CHALLENGE >> Arrange the lines of the records below, from the line containing "sidebar-item-webcam[interactable]: 📷 Веб-камера" through the line containing "tab-2-close[interactable]: × <box>372", as a numbered list with any blank lines left out.

RECORDS FOR THE EXERCISE >>
· · · · ·

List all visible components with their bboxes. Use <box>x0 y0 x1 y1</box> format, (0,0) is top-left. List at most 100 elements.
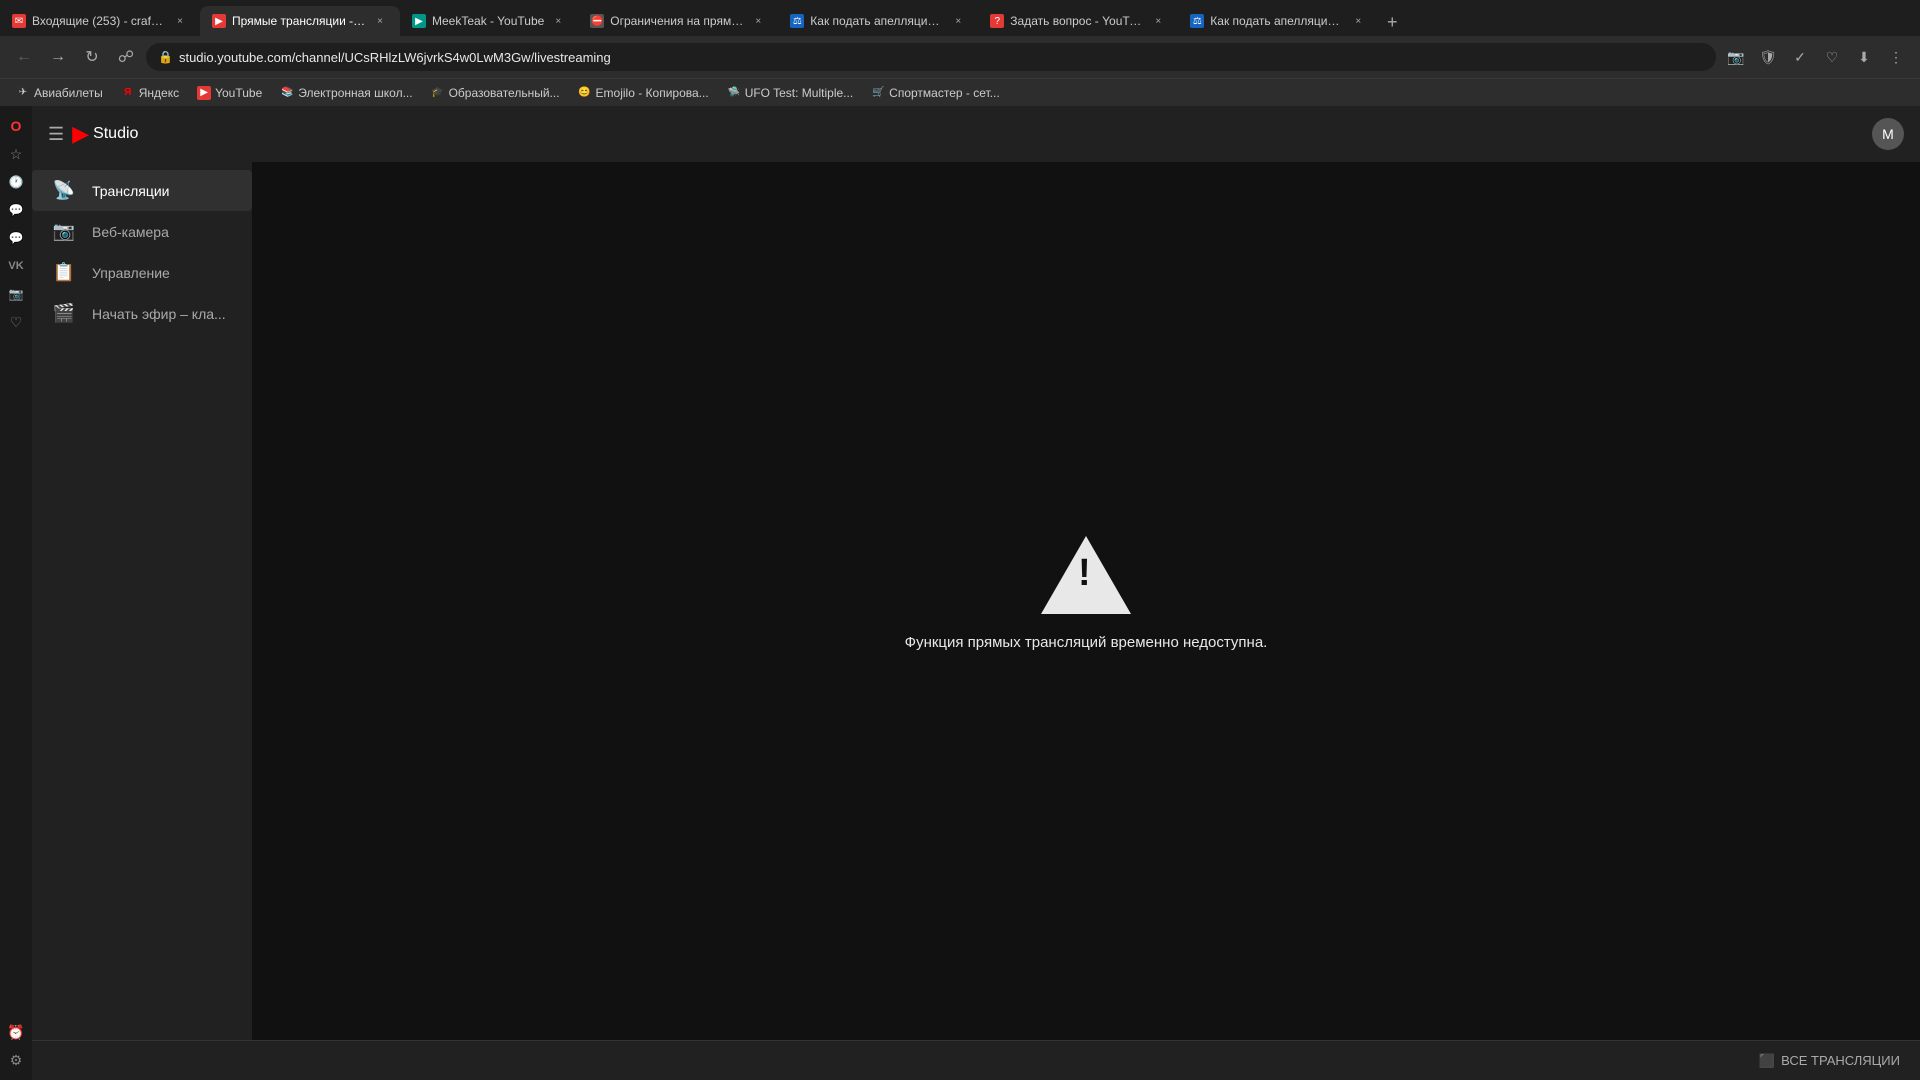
sidebar-item-webcam[interactable]: 📷 Веб-камера <box>32 211 252 252</box>
tab-5-close[interactable]: × <box>950 13 966 29</box>
bookmark-youtube-favicon: ▶ <box>197 86 211 100</box>
golive-label: Начать эфир – кла... <box>92 306 226 322</box>
yt-topbar: М <box>252 106 1920 162</box>
opera-logo-icon[interactable]: O <box>4 114 28 138</box>
bookmark-yandex[interactable]: Я Яндекс <box>113 82 187 104</box>
streams-label: Трансляции <box>92 183 169 199</box>
home-button[interactable]: ☍ <box>112 43 140 71</box>
opera-messenger-icon[interactable]: 💬 <box>4 198 28 222</box>
bookmark-youtube[interactable]: ▶ YouTube <box>189 82 270 104</box>
yt-sidebar-header: ☰ ▶ Studio <box>32 106 252 162</box>
camera-button[interactable]: 📷 <box>1722 43 1750 71</box>
yt-main-content: Функция прямых трансляций временно недос… <box>252 106 1920 1080</box>
golive-icon: 🎬 <box>52 303 76 324</box>
tab-2-close[interactable]: × <box>372 13 388 29</box>
tab-5[interactable]: ⚖ Как подать апелляцию н... × <box>778 6 978 36</box>
yt-sidebar: ☰ ▶ Studio 📡 Трансляции 📷 Веб-камера 📋 У… <box>32 106 252 1080</box>
tab-5-favicon: ⚖ <box>790 14 804 28</box>
bookmark-youtube-label: YouTube <box>215 86 262 100</box>
tab-1-favicon: ✉ <box>12 14 26 28</box>
tab-7-favicon: ⚖ <box>1190 14 1204 28</box>
opera-vk-icon[interactable]: VK <box>4 254 28 278</box>
tab-7-close[interactable]: × <box>1350 13 1366 29</box>
tab-6-title: Задать вопрос - YouTube... <box>1010 14 1144 28</box>
tab-7-title: Как подать апелляцию н... <box>1210 14 1344 28</box>
new-tab-button[interactable]: + <box>1378 8 1406 36</box>
tab-2-favicon: ▶ <box>212 14 226 28</box>
bookmark-emojilo-label: Emojilo - Копирова... <box>596 86 709 100</box>
refresh-button[interactable]: ↻ <box>78 43 106 71</box>
opera-whatsapp-icon[interactable]: 💬 <box>4 226 28 250</box>
yt-bottom-bar: ⬛ ВСЕ ТРАНСЛЯЦИИ <box>32 1040 1920 1080</box>
heart-button[interactable]: ♡ <box>1818 43 1846 71</box>
opera-history-icon[interactable]: 🕐 <box>4 170 28 194</box>
tab-4-title: Ограничения на прямые ... <box>610 14 744 28</box>
bookmark-ufo-label: UFO Test: Multiple... <box>745 86 853 100</box>
bookmark-edu[interactable]: 🎓 Образовательный... <box>423 82 568 104</box>
yt-sidebar-menu: 📡 Трансляции 📷 Веб-камера 📋 Управление 🎬… <box>32 162 252 1040</box>
tab-1[interactable]: ✉ Входящие (253) - craft.tv... × <box>0 6 200 36</box>
nav-right-buttons: 📷 🛡 ✓ ♡ ⬇ ⋮ <box>1722 43 1910 71</box>
lock-icon: 🔒 <box>158 50 173 64</box>
hamburger-menu-icon[interactable]: ☰ <box>48 124 64 145</box>
navigation-bar: ← → ↻ ☍ 🔒 studio.youtube.com/channel/UCs… <box>0 36 1920 78</box>
tab-2[interactable]: ▶ Прямые трансляции - Yo... × <box>200 6 400 36</box>
bookmark-ufo[interactable]: 🛸 UFO Test: Multiple... <box>719 82 861 104</box>
opera-settings-icon[interactable]: ⚙ <box>4 1048 28 1072</box>
unavailable-message: Функция прямых трансляций временно недос… <box>905 634 1268 651</box>
bookmark-aviabilety[interactable]: ✈ Авиабилеты <box>8 82 111 104</box>
download-button[interactable]: ⬇ <box>1850 43 1878 71</box>
bookmark-yandex-favicon: Я <box>121 86 135 100</box>
forward-button[interactable]: → <box>44 43 72 71</box>
tab-6-close[interactable]: × <box>1150 13 1166 29</box>
manage-icon: 📋 <box>52 262 76 283</box>
tab-4-close[interactable]: × <box>750 13 766 29</box>
sidebar-item-golive[interactable]: 🎬 Начать эфир – кла... <box>32 293 252 334</box>
tab-5-title: Как подать апелляцию н... <box>810 14 944 28</box>
bookmark-sportmaster[interactable]: 🛒 Спортмастер - сет... <box>863 82 1007 104</box>
opera-sidebar: O ☆ 🕐 💬 💬 VK 📷 ♡ ⏰ ⚙ <box>0 106 32 1080</box>
tab-4[interactable]: ⛔ Ограничения на прямые ... × <box>578 6 778 36</box>
bookmark-eshkola-favicon: 📚 <box>280 86 294 100</box>
tab-1-close[interactable]: × <box>172 13 188 29</box>
check-button[interactable]: ✓ <box>1786 43 1814 71</box>
all-streams-button[interactable]: ⬛ ВСЕ ТРАНСЛЯЦИИ <box>1759 1053 1900 1069</box>
tab-1-title: Входящие (253) - craft.tv... <box>32 14 166 28</box>
shield-button[interactable]: 🛡 <box>1754 43 1782 71</box>
bookmark-eshkola[interactable]: 📚 Электронная школ... <box>272 82 420 104</box>
opera-bookmarks-icon[interactable]: ☆ <box>4 142 28 166</box>
more-button[interactable]: ⋮ <box>1882 43 1910 71</box>
bookmark-yandex-label: Яндекс <box>139 86 179 100</box>
bookmark-sportmaster-favicon: 🛒 <box>871 86 885 100</box>
yt-studio-container: ☰ ▶ Studio 📡 Трансляции 📷 Веб-камера 📋 У… <box>32 106 1920 1080</box>
bookmark-eshkola-label: Электронная школ... <box>298 86 412 100</box>
user-avatar[interactable]: М <box>1872 118 1904 150</box>
tab-3[interactable]: ▶ MeekTeak - YouTube × <box>400 6 578 36</box>
sidebar-item-manage[interactable]: 📋 Управление <box>32 252 252 293</box>
bookmarks-bar: ✈ Авиабилеты Я Яндекс ▶ YouTube 📚 Электр… <box>0 78 1920 106</box>
opera-clock-icon[interactable]: ⏰ <box>4 1020 28 1044</box>
streams-icon: 📡 <box>52 180 76 201</box>
tab-7[interactable]: ⚖ Как подать апелляцию н... × <box>1178 6 1378 36</box>
bookmark-emojilo[interactable]: 😊 Emojilo - Копирова... <box>570 82 717 104</box>
tab-3-favicon: ▶ <box>412 14 426 28</box>
sidebar-item-streams[interactable]: 📡 Трансляции <box>32 170 252 211</box>
address-bar[interactable]: 🔒 studio.youtube.com/channel/UCsRHlzLW6j… <box>146 43 1716 71</box>
yt-studio-logo: ▶ Studio <box>72 121 138 147</box>
manage-label: Управление <box>92 265 170 281</box>
bookmark-emojilo-favicon: 😊 <box>578 86 592 100</box>
tab-3-title: MeekTeak - YouTube <box>432 14 544 28</box>
tab-bar: ✉ Входящие (253) - craft.tv... × ▶ Прямы… <box>0 0 1920 36</box>
yt-studio-logo-text: Studio <box>93 125 138 143</box>
tab-6[interactable]: ? Задать вопрос - YouTube... × <box>978 6 1178 36</box>
all-streams-label: ВСЕ ТРАНСЛЯЦИИ <box>1781 1053 1900 1068</box>
tab-6-favicon: ? <box>990 14 1004 28</box>
tab-3-close[interactable]: × <box>550 13 566 29</box>
opera-heart-icon[interactable]: ♡ <box>4 310 28 334</box>
bookmark-ufo-favicon: 🛸 <box>727 86 741 100</box>
opera-instagram-icon[interactable]: 📷 <box>4 282 28 306</box>
back-button[interactable]: ← <box>10 43 38 71</box>
bookmark-sportmaster-label: Спортмастер - сет... <box>889 86 999 100</box>
bookmark-edu-label: Образовательный... <box>449 86 560 100</box>
address-text: studio.youtube.com/channel/UCsRHlzLW6jvr… <box>179 50 611 65</box>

· · · · ·

RESULT OF THIS EXERCISE >>
1. sidebar-item-webcam[interactable]: 📷 Веб-камера <box>32 211 252 252</box>
2. tab-5-close[interactable]: × <box>950 13 966 29</box>
3. bookmark-youtube-favicon: ▶ <box>197 86 211 100</box>
4. golive-label: Начать эфир – кла... <box>92 306 226 322</box>
5. yt-topbar: М <box>252 106 1920 162</box>
6. opera-logo-icon[interactable]: O <box>4 114 28 138</box>
7. bookmark-yandex[interactable]: Я Яндекс <box>113 82 187 104</box>
8. streams-label: Трансляции <box>92 183 169 199</box>
9. home-button[interactable]: ☍ <box>112 43 140 71</box>
10. opera-messenger-icon[interactable]: 💬 <box>4 198 28 222</box>
11. bookmark-youtube[interactable]: ▶ YouTube <box>189 82 270 104</box>
12. yt-sidebar-header: ☰ ▶ Studio <box>32 106 252 162</box>
13. camera-button[interactable]: 📷 <box>1722 43 1750 71</box>
14. yt-main-content: Функция прямых трансляций временно недос… <box>252 106 1920 1080</box>
15. golive-icon: 🎬 <box>52 303 76 324</box>
16. tab-2-close[interactable]: × <box>372 13 388 29</box>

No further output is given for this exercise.